Required task :: Quote all lines below exactly. Images stay out.

*****

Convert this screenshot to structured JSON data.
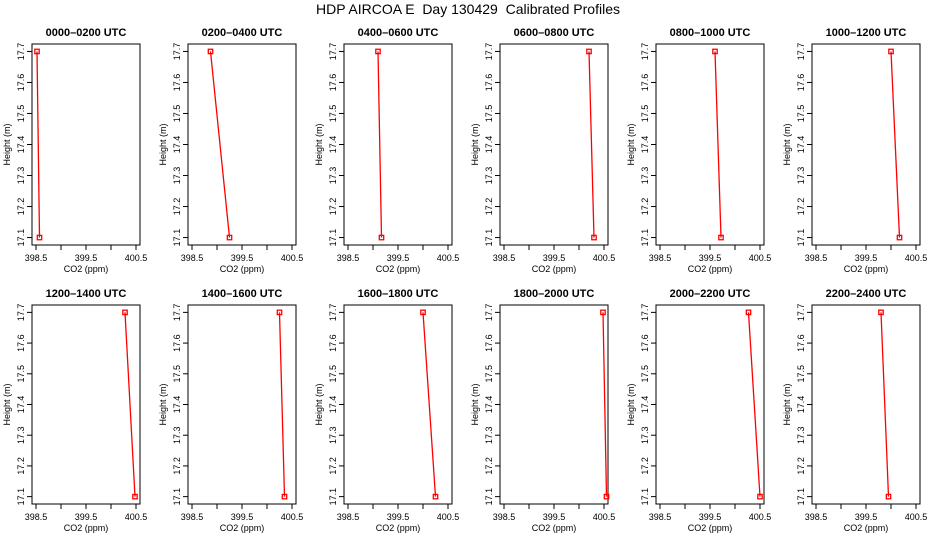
{
  "title": "HDP AIRCOA E  Day 130429  Calibrated Profiles",
  "colors": {
    "series": "#ff0000",
    "axis": "#000000",
    "background": "#ffffff"
  },
  "chart_data": [
    {
      "type": "line",
      "title": "0000–0200 UTC",
      "xlabel": "CO2 (ppm)",
      "ylabel": "Height (m)",
      "xlim": [
        398.5,
        400.5
      ],
      "ylim": [
        17.1,
        17.7
      ],
      "xticks": [
        "398.5",
        "399.5",
        "400.5"
      ],
      "yticks": [
        "17.1",
        "17.2",
        "17.3",
        "17.4",
        "17.5",
        "17.6",
        "17.7"
      ],
      "points": [
        {
          "x": 398.52,
          "y": 17.7
        },
        {
          "x": 398.57,
          "y": 17.1
        }
      ],
      "grid": false
    },
    {
      "type": "line",
      "title": "0200–0400 UTC",
      "xlabel": "CO2 (ppm)",
      "ylabel": "Height (m)",
      "xlim": [
        398.5,
        400.5
      ],
      "ylim": [
        17.1,
        17.7
      ],
      "xticks": [
        "398.5",
        "399.5",
        "400.5"
      ],
      "yticks": [
        "17.1",
        "17.2",
        "17.3",
        "17.4",
        "17.5",
        "17.6",
        "17.7"
      ],
      "points": [
        {
          "x": 398.87,
          "y": 17.7
        },
        {
          "x": 399.25,
          "y": 17.1
        }
      ],
      "grid": false
    },
    {
      "type": "line",
      "title": "0400–0600 UTC",
      "xlabel": "CO2 (ppm)",
      "ylabel": "Height (m)",
      "xlim": [
        398.5,
        400.5
      ],
      "ylim": [
        17.1,
        17.7
      ],
      "xticks": [
        "398.5",
        "399.5",
        "400.5"
      ],
      "yticks": [
        "17.1",
        "17.2",
        "17.3",
        "17.4",
        "17.5",
        "17.6",
        "17.7"
      ],
      "points": [
        {
          "x": 399.1,
          "y": 17.7
        },
        {
          "x": 399.17,
          "y": 17.1
        }
      ],
      "grid": false
    },
    {
      "type": "line",
      "title": "0600–0800 UTC",
      "xlabel": "CO2 (ppm)",
      "ylabel": "Height (m)",
      "xlim": [
        398.5,
        400.5
      ],
      "ylim": [
        17.1,
        17.7
      ],
      "xticks": [
        "398.5",
        "399.5",
        "400.5"
      ],
      "yticks": [
        "17.1",
        "17.2",
        "17.3",
        "17.4",
        "17.5",
        "17.6",
        "17.7"
      ],
      "points": [
        {
          "x": 400.2,
          "y": 17.7
        },
        {
          "x": 400.3,
          "y": 17.1
        }
      ],
      "grid": false
    },
    {
      "type": "line",
      "title": "0800–1000 UTC",
      "xlabel": "CO2 (ppm)",
      "ylabel": "Height (m)",
      "xlim": [
        398.5,
        400.5
      ],
      "ylim": [
        17.1,
        17.7
      ],
      "xticks": [
        "398.5",
        "399.5",
        "400.5"
      ],
      "yticks": [
        "17.1",
        "17.2",
        "17.3",
        "17.4",
        "17.5",
        "17.6",
        "17.7"
      ],
      "points": [
        {
          "x": 399.6,
          "y": 17.7
        },
        {
          "x": 399.72,
          "y": 17.1
        }
      ],
      "grid": false
    },
    {
      "type": "line",
      "title": "1000–1200 UTC",
      "xlabel": "CO2 (ppm)",
      "ylabel": "Height (m)",
      "xlim": [
        398.5,
        400.5
      ],
      "ylim": [
        17.1,
        17.7
      ],
      "xticks": [
        "398.5",
        "399.5",
        "400.5"
      ],
      "yticks": [
        "17.1",
        "17.2",
        "17.3",
        "17.4",
        "17.5",
        "17.6",
        "17.7"
      ],
      "points": [
        {
          "x": 400.0,
          "y": 17.7
        },
        {
          "x": 400.17,
          "y": 17.1
        }
      ],
      "grid": false
    },
    {
      "type": "line",
      "title": "1200–1400 UTC",
      "xlabel": "CO2 (ppm)",
      "ylabel": "Height (m)",
      "xlim": [
        398.5,
        400.5
      ],
      "ylim": [
        17.1,
        17.7
      ],
      "xticks": [
        "398.5",
        "399.5",
        "400.5"
      ],
      "yticks": [
        "17.1",
        "17.2",
        "17.3",
        "17.4",
        "17.5",
        "17.6",
        "17.7"
      ],
      "points": [
        {
          "x": 400.28,
          "y": 17.7
        },
        {
          "x": 400.48,
          "y": 17.1
        }
      ],
      "grid": false
    },
    {
      "type": "line",
      "title": "1400–1600 UTC",
      "xlabel": "CO2 (ppm)",
      "ylabel": "Height (m)",
      "xlim": [
        398.5,
        400.5
      ],
      "ylim": [
        17.1,
        17.7
      ],
      "xticks": [
        "398.5",
        "399.5",
        "400.5"
      ],
      "yticks": [
        "17.1",
        "17.2",
        "17.3",
        "17.4",
        "17.5",
        "17.6",
        "17.7"
      ],
      "points": [
        {
          "x": 400.25,
          "y": 17.7
        },
        {
          "x": 400.35,
          "y": 17.1
        }
      ],
      "grid": false
    },
    {
      "type": "line",
      "title": "1600–1800 UTC",
      "xlabel": "CO2 (ppm)",
      "ylabel": "Height (m)",
      "xlim": [
        398.5,
        400.5
      ],
      "ylim": [
        17.1,
        17.7
      ],
      "xticks": [
        "398.5",
        "399.5",
        "400.5"
      ],
      "yticks": [
        "17.1",
        "17.2",
        "17.3",
        "17.4",
        "17.5",
        "17.6",
        "17.7"
      ],
      "points": [
        {
          "x": 400.0,
          "y": 17.7
        },
        {
          "x": 400.25,
          "y": 17.1
        }
      ],
      "grid": false
    },
    {
      "type": "line",
      "title": "1800–2000 UTC",
      "xlabel": "CO2 (ppm)",
      "ylabel": "Height (m)",
      "xlim": [
        398.5,
        400.5
      ],
      "ylim": [
        17.1,
        17.7
      ],
      "xticks": [
        "398.5",
        "399.5",
        "400.5"
      ],
      "yticks": [
        "17.1",
        "17.2",
        "17.3",
        "17.4",
        "17.5",
        "17.6",
        "17.7"
      ],
      "points": [
        {
          "x": 400.48,
          "y": 17.7
        },
        {
          "x": 400.55,
          "y": 17.1
        }
      ],
      "grid": false
    },
    {
      "type": "line",
      "title": "2000–2200 UTC",
      "xlabel": "CO2 (ppm)",
      "ylabel": "Height (m)",
      "xlim": [
        398.5,
        400.5
      ],
      "ylim": [
        17.1,
        17.7
      ],
      "xticks": [
        "398.5",
        "399.5",
        "400.5"
      ],
      "yticks": [
        "17.1",
        "17.2",
        "17.3",
        "17.4",
        "17.5",
        "17.6",
        "17.7"
      ],
      "points": [
        {
          "x": 400.27,
          "y": 17.7
        },
        {
          "x": 400.5,
          "y": 17.1
        }
      ],
      "grid": false
    },
    {
      "type": "line",
      "title": "2200–2400 UTC",
      "xlabel": "CO2 (ppm)",
      "ylabel": "Height (m)",
      "xlim": [
        398.5,
        400.5
      ],
      "ylim": [
        17.1,
        17.7
      ],
      "xticks": [
        "398.5",
        "399.5",
        "400.5"
      ],
      "yticks": [
        "17.1",
        "17.2",
        "17.3",
        "17.4",
        "17.5",
        "17.6",
        "17.7"
      ],
      "points": [
        {
          "x": 399.8,
          "y": 17.7
        },
        {
          "x": 399.95,
          "y": 17.1
        }
      ],
      "grid": false
    }
  ]
}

*****

Task answer ::
Convert this screenshot to structured JSON data.
{
  "title": "HDP AIRCOA E  Day 130429  Calibrated Profiles",
  "colors": {
    "series": "#ff0000",
    "axis": "#000000",
    "background": "#ffffff"
  },
  "chart_data": [
    {
      "type": "line",
      "title": "0000–0200 UTC",
      "xlabel": "CO2 (ppm)",
      "ylabel": "Height (m)",
      "xlim": [
        398.5,
        400.5
      ],
      "ylim": [
        17.1,
        17.7
      ],
      "xticks": [
        "398.5",
        "399.5",
        "400.5"
      ],
      "yticks": [
        "17.1",
        "17.2",
        "17.3",
        "17.4",
        "17.5",
        "17.6",
        "17.7"
      ],
      "points": [
        {
          "x": 398.52,
          "y": 17.7
        },
        {
          "x": 398.57,
          "y": 17.1
        }
      ],
      "grid": false
    },
    {
      "type": "line",
      "title": "0200–0400 UTC",
      "xlabel": "CO2 (ppm)",
      "ylabel": "Height (m)",
      "xlim": [
        398.5,
        400.5
      ],
      "ylim": [
        17.1,
        17.7
      ],
      "xticks": [
        "398.5",
        "399.5",
        "400.5"
      ],
      "yticks": [
        "17.1",
        "17.2",
        "17.3",
        "17.4",
        "17.5",
        "17.6",
        "17.7"
      ],
      "points": [
        {
          "x": 398.87,
          "y": 17.7
        },
        {
          "x": 399.25,
          "y": 17.1
        }
      ],
      "grid": false
    },
    {
      "type": "line",
      "title": "0400–0600 UTC",
      "xlabel": "CO2 (ppm)",
      "ylabel": "Height (m)",
      "xlim": [
        398.5,
        400.5
      ],
      "ylim": [
        17.1,
        17.7
      ],
      "xticks": [
        "398.5",
        "399.5",
        "400.5"
      ],
      "yticks": [
        "17.1",
        "17.2",
        "17.3",
        "17.4",
        "17.5",
        "17.6",
        "17.7"
      ],
      "points": [
        {
          "x": 399.1,
          "y": 17.7
        },
        {
          "x": 399.17,
          "y": 17.1
        }
      ],
      "grid": false
    },
    {
      "type": "line",
      "title": "0600–0800 UTC",
      "xlabel": "CO2 (ppm)",
      "ylabel": "Height (m)",
      "xlim": [
        398.5,
        400.5
      ],
      "ylim": [
        17.1,
        17.7
      ],
      "xticks": [
        "398.5",
        "399.5",
        "400.5"
      ],
      "yticks": [
        "17.1",
        "17.2",
        "17.3",
        "17.4",
        "17.5",
        "17.6",
        "17.7"
      ],
      "points": [
        {
          "x": 400.2,
          "y": 17.7
        },
        {
          "x": 400.3,
          "y": 17.1
        }
      ],
      "grid": false
    },
    {
      "type": "line",
      "title": "0800–1000 UTC",
      "xlabel": "CO2 (ppm)",
      "ylabel": "Height (m)",
      "xlim": [
        398.5,
        400.5
      ],
      "ylim": [
        17.1,
        17.7
      ],
      "xticks": [
        "398.5",
        "399.5",
        "400.5"
      ],
      "yticks": [
        "17.1",
        "17.2",
        "17.3",
        "17.4",
        "17.5",
        "17.6",
        "17.7"
      ],
      "points": [
        {
          "x": 399.6,
          "y": 17.7
        },
        {
          "x": 399.72,
          "y": 17.1
        }
      ],
      "grid": false
    },
    {
      "type": "line",
      "title": "1000–1200 UTC",
      "xlabel": "CO2 (ppm)",
      "ylabel": "Height (m)",
      "xlim": [
        398.5,
        400.5
      ],
      "ylim": [
        17.1,
        17.7
      ],
      "xticks": [
        "398.5",
        "399.5",
        "400.5"
      ],
      "yticks": [
        "17.1",
        "17.2",
        "17.3",
        "17.4",
        "17.5",
        "17.6",
        "17.7"
      ],
      "points": [
        {
          "x": 400.0,
          "y": 17.7
        },
        {
          "x": 400.17,
          "y": 17.1
        }
      ],
      "grid": false
    },
    {
      "type": "line",
      "title": "1200–1400 UTC",
      "xlabel": "CO2 (ppm)",
      "ylabel": "Height (m)",
      "xlim": [
        398.5,
        400.5
      ],
      "ylim": [
        17.1,
        17.7
      ],
      "xticks": [
        "398.5",
        "399.5",
        "400.5"
      ],
      "yticks": [
        "17.1",
        "17.2",
        "17.3",
        "17.4",
        "17.5",
        "17.6",
        "17.7"
      ],
      "points": [
        {
          "x": 400.28,
          "y": 17.7
        },
        {
          "x": 400.48,
          "y": 17.1
        }
      ],
      "grid": false
    },
    {
      "type": "line",
      "title": "1400–1600 UTC",
      "xlabel": "CO2 (ppm)",
      "ylabel": "Height (m)",
      "xlim": [
        398.5,
        400.5
      ],
      "ylim": [
        17.1,
        17.7
      ],
      "xticks": [
        "398.5",
        "399.5",
        "400.5"
      ],
      "yticks": [
        "17.1",
        "17.2",
        "17.3",
        "17.4",
        "17.5",
        "17.6",
        "17.7"
      ],
      "points": [
        {
          "x": 400.25,
          "y": 17.7
        },
        {
          "x": 400.35,
          "y": 17.1
        }
      ],
      "grid": false
    },
    {
      "type": "line",
      "title": "1600–1800 UTC",
      "xlabel": "CO2 (ppm)",
      "ylabel": "Height (m)",
      "xlim": [
        398.5,
        400.5
      ],
      "ylim": [
        17.1,
        17.7
      ],
      "xticks": [
        "398.5",
        "399.5",
        "400.5"
      ],
      "yticks": [
        "17.1",
        "17.2",
        "17.3",
        "17.4",
        "17.5",
        "17.6",
        "17.7"
      ],
      "points": [
        {
          "x": 400.0,
          "y": 17.7
        },
        {
          "x": 400.25,
          "y": 17.1
        }
      ],
      "grid": false
    },
    {
      "type": "line",
      "title": "1800–2000 UTC",
      "xlabel": "CO2 (ppm)",
      "ylabel": "Height (m)",
      "xlim": [
        398.5,
        400.5
      ],
      "ylim": [
        17.1,
        17.7
      ],
      "xticks": [
        "398.5",
        "399.5",
        "400.5"
      ],
      "yticks": [
        "17.1",
        "17.2",
        "17.3",
        "17.4",
        "17.5",
        "17.6",
        "17.7"
      ],
      "points": [
        {
          "x": 400.48,
          "y": 17.7
        },
        {
          "x": 400.55,
          "y": 17.1
        }
      ],
      "grid": false
    },
    {
      "type": "line",
      "title": "2000–2200 UTC",
      "xlabel": "CO2 (ppm)",
      "ylabel": "Height (m)",
      "xlim": [
        398.5,
        400.5
      ],
      "ylim": [
        17.1,
        17.7
      ],
      "xticks": [
        "398.5",
        "399.5",
        "400.5"
      ],
      "yticks": [
        "17.1",
        "17.2",
        "17.3",
        "17.4",
        "17.5",
        "17.6",
        "17.7"
      ],
      "points": [
        {
          "x": 400.27,
          "y": 17.7
        },
        {
          "x": 400.5,
          "y": 17.1
        }
      ],
      "grid": false
    },
    {
      "type": "line",
      "title": "2200–2400 UTC",
      "xlabel": "CO2 (ppm)",
      "ylabel": "Height (m)",
      "xlim": [
        398.5,
        400.5
      ],
      "ylim": [
        17.1,
        17.7
      ],
      "xticks": [
        "398.5",
        "399.5",
        "400.5"
      ],
      "yticks": [
        "17.1",
        "17.2",
        "17.3",
        "17.4",
        "17.5",
        "17.6",
        "17.7"
      ],
      "points": [
        {
          "x": 399.8,
          "y": 17.7
        },
        {
          "x": 399.95,
          "y": 17.1
        }
      ],
      "grid": false
    }
  ]
}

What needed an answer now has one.